* **WHAT IS REQUIRED**: Reproduce the listing below exactly. Pictures do not belong in the copy.

[Data entries]
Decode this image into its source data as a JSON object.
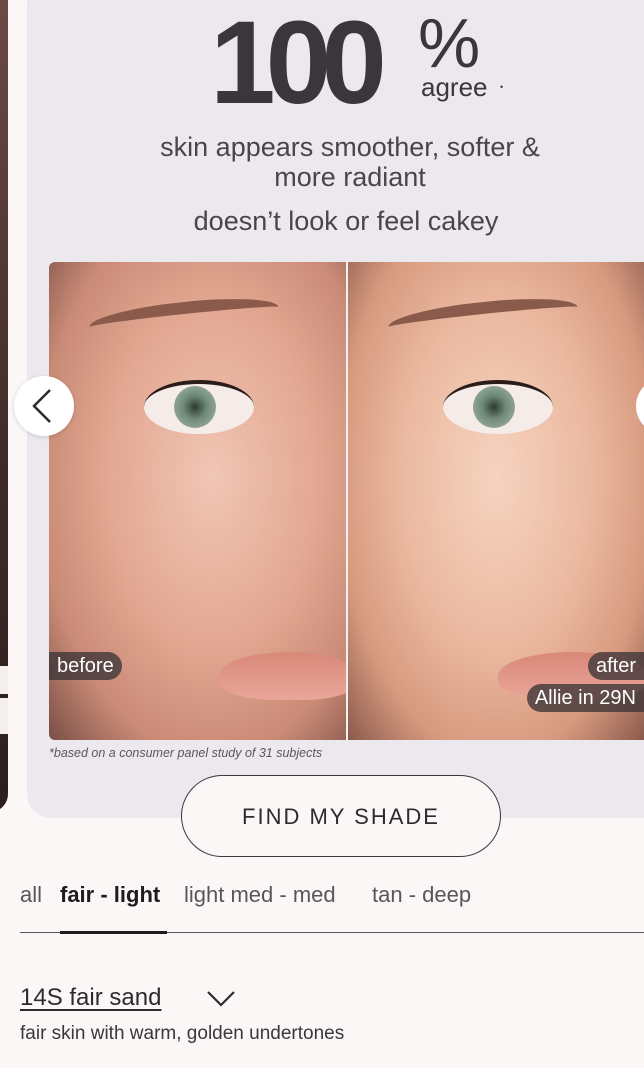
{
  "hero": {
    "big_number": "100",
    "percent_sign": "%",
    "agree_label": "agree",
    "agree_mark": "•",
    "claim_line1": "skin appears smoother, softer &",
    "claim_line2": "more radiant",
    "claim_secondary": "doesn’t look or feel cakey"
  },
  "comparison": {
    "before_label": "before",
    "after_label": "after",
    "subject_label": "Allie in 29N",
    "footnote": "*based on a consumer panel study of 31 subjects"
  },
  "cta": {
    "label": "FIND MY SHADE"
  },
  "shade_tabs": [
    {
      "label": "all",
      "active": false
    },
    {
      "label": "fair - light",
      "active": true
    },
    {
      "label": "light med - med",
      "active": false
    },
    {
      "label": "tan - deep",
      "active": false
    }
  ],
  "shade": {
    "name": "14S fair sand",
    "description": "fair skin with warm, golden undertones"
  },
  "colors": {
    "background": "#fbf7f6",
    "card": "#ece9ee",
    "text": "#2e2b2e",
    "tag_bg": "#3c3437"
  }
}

* **SOLVED EXERCISE**:
Decode this image into its source data as a JSON object.
{
  "hero": {
    "big_number": "100",
    "percent_sign": "%",
    "agree_label": "agree",
    "agree_mark": "•",
    "claim_line1": "skin appears smoother, softer &",
    "claim_line2": "more radiant",
    "claim_secondary": "doesn’t look or feel cakey"
  },
  "comparison": {
    "before_label": "before",
    "after_label": "after",
    "subject_label": "Allie in 29N",
    "footnote": "*based on a consumer panel study of 31 subjects"
  },
  "cta": {
    "label": "FIND MY SHADE"
  },
  "shade_tabs": [
    {
      "label": "all",
      "active": false
    },
    {
      "label": "fair - light",
      "active": true
    },
    {
      "label": "light med - med",
      "active": false
    },
    {
      "label": "tan - deep",
      "active": false
    }
  ],
  "shade": {
    "name": "14S fair sand",
    "description": "fair skin with warm, golden undertones"
  },
  "colors": {
    "background": "#fbf7f6",
    "card": "#ece9ee",
    "text": "#2e2b2e",
    "tag_bg": "#3c3437"
  }
}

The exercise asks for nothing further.